Supplied data:
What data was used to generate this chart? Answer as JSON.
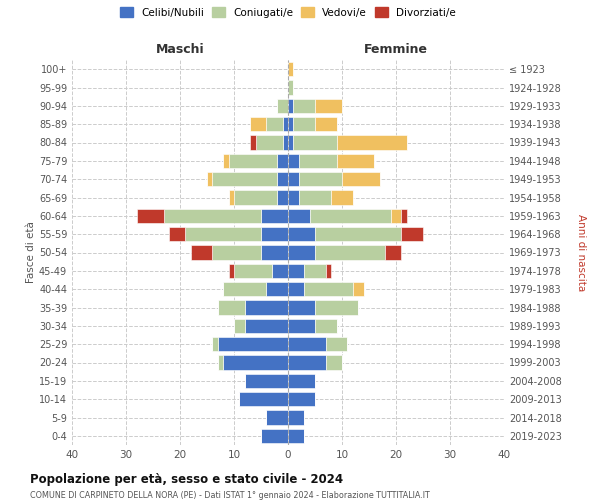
{
  "age_groups": [
    "0-4",
    "5-9",
    "10-14",
    "15-19",
    "20-24",
    "25-29",
    "30-34",
    "35-39",
    "40-44",
    "45-49",
    "50-54",
    "55-59",
    "60-64",
    "65-69",
    "70-74",
    "75-79",
    "80-84",
    "85-89",
    "90-94",
    "95-99",
    "100+"
  ],
  "birth_years": [
    "2019-2023",
    "2014-2018",
    "2009-2013",
    "2004-2008",
    "1999-2003",
    "1994-1998",
    "1989-1993",
    "1984-1988",
    "1979-1983",
    "1974-1978",
    "1969-1973",
    "1964-1968",
    "1959-1963",
    "1954-1958",
    "1949-1953",
    "1944-1948",
    "1939-1943",
    "1934-1938",
    "1929-1933",
    "1924-1928",
    "≤ 1923"
  ],
  "colors": {
    "celibi": "#4472c4",
    "coniugati": "#b8cfa0",
    "vedovi": "#f0c060",
    "divorziati": "#c0392b"
  },
  "males": {
    "celibi": [
      5,
      4,
      9,
      8,
      12,
      13,
      8,
      8,
      4,
      3,
      5,
      5,
      5,
      2,
      2,
      2,
      1,
      1,
      0,
      0,
      0
    ],
    "coniugati": [
      0,
      0,
      0,
      0,
      1,
      1,
      2,
      5,
      8,
      7,
      9,
      14,
      18,
      8,
      12,
      9,
      5,
      3,
      2,
      0,
      0
    ],
    "vedovi": [
      0,
      0,
      0,
      0,
      0,
      0,
      0,
      0,
      0,
      0,
      0,
      0,
      0,
      1,
      1,
      1,
      0,
      3,
      0,
      0,
      0
    ],
    "divorziati": [
      0,
      0,
      0,
      0,
      0,
      0,
      0,
      0,
      0,
      1,
      4,
      3,
      5,
      0,
      0,
      0,
      1,
      0,
      0,
      0,
      0
    ]
  },
  "females": {
    "nubili": [
      3,
      3,
      5,
      5,
      7,
      7,
      5,
      5,
      3,
      3,
      5,
      5,
      4,
      2,
      2,
      2,
      1,
      1,
      1,
      0,
      0
    ],
    "coniugati": [
      0,
      0,
      0,
      0,
      3,
      4,
      4,
      8,
      9,
      4,
      13,
      16,
      15,
      6,
      8,
      7,
      8,
      4,
      4,
      1,
      0
    ],
    "vedovi": [
      0,
      0,
      0,
      0,
      0,
      0,
      0,
      0,
      2,
      0,
      0,
      0,
      2,
      4,
      7,
      7,
      13,
      4,
      5,
      0,
      1
    ],
    "divorziati": [
      0,
      0,
      0,
      0,
      0,
      0,
      0,
      0,
      0,
      1,
      3,
      4,
      1,
      0,
      0,
      0,
      0,
      0,
      0,
      0,
      0
    ]
  },
  "xlim": 40,
  "title": "Popolazione per età, sesso e stato civile - 2024",
  "subtitle": "COMUNE DI CARPINETO DELLA NORA (PE) - Dati ISTAT 1° gennaio 2024 - Elaborazione TUTTITALIA.IT",
  "ylabel_left": "Fasce di età",
  "ylabel_right": "Anni di nascita",
  "xlabel_left": "Maschi",
  "xlabel_right": "Femmine"
}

Problem requirements:
Without the pictures, print the whole listing exactly as given.

Output for this exercise:
What data was used to generate this chart? Answer as JSON.
{
  "age_groups": [
    "0-4",
    "5-9",
    "10-14",
    "15-19",
    "20-24",
    "25-29",
    "30-34",
    "35-39",
    "40-44",
    "45-49",
    "50-54",
    "55-59",
    "60-64",
    "65-69",
    "70-74",
    "75-79",
    "80-84",
    "85-89",
    "90-94",
    "95-99",
    "100+"
  ],
  "birth_years": [
    "2019-2023",
    "2014-2018",
    "2009-2013",
    "2004-2008",
    "1999-2003",
    "1994-1998",
    "1989-1993",
    "1984-1988",
    "1979-1983",
    "1974-1978",
    "1969-1973",
    "1964-1968",
    "1959-1963",
    "1954-1958",
    "1949-1953",
    "1944-1948",
    "1939-1943",
    "1934-1938",
    "1929-1933",
    "1924-1928",
    "≤ 1923"
  ],
  "colors": {
    "celibi": "#4472c4",
    "coniugati": "#b8cfa0",
    "vedovi": "#f0c060",
    "divorziati": "#c0392b"
  },
  "males": {
    "celibi": [
      5,
      4,
      9,
      8,
      12,
      13,
      8,
      8,
      4,
      3,
      5,
      5,
      5,
      2,
      2,
      2,
      1,
      1,
      0,
      0,
      0
    ],
    "coniugati": [
      0,
      0,
      0,
      0,
      1,
      1,
      2,
      5,
      8,
      7,
      9,
      14,
      18,
      8,
      12,
      9,
      5,
      3,
      2,
      0,
      0
    ],
    "vedovi": [
      0,
      0,
      0,
      0,
      0,
      0,
      0,
      0,
      0,
      0,
      0,
      0,
      0,
      1,
      1,
      1,
      0,
      3,
      0,
      0,
      0
    ],
    "divorziati": [
      0,
      0,
      0,
      0,
      0,
      0,
      0,
      0,
      0,
      1,
      4,
      3,
      5,
      0,
      0,
      0,
      1,
      0,
      0,
      0,
      0
    ]
  },
  "females": {
    "nubili": [
      3,
      3,
      5,
      5,
      7,
      7,
      5,
      5,
      3,
      3,
      5,
      5,
      4,
      2,
      2,
      2,
      1,
      1,
      1,
      0,
      0
    ],
    "coniugati": [
      0,
      0,
      0,
      0,
      3,
      4,
      4,
      8,
      9,
      4,
      13,
      16,
      15,
      6,
      8,
      7,
      8,
      4,
      4,
      1,
      0
    ],
    "vedovi": [
      0,
      0,
      0,
      0,
      0,
      0,
      0,
      0,
      2,
      0,
      0,
      0,
      2,
      4,
      7,
      7,
      13,
      4,
      5,
      0,
      1
    ],
    "divorziati": [
      0,
      0,
      0,
      0,
      0,
      0,
      0,
      0,
      0,
      1,
      3,
      4,
      1,
      0,
      0,
      0,
      0,
      0,
      0,
      0,
      0
    ]
  },
  "xlim": 40,
  "title": "Popolazione per età, sesso e stato civile - 2024",
  "subtitle": "COMUNE DI CARPINETO DELLA NORA (PE) - Dati ISTAT 1° gennaio 2024 - Elaborazione TUTTITALIA.IT",
  "ylabel_left": "Fasce di età",
  "ylabel_right": "Anni di nascita",
  "xlabel_left": "Maschi",
  "xlabel_right": "Femmine"
}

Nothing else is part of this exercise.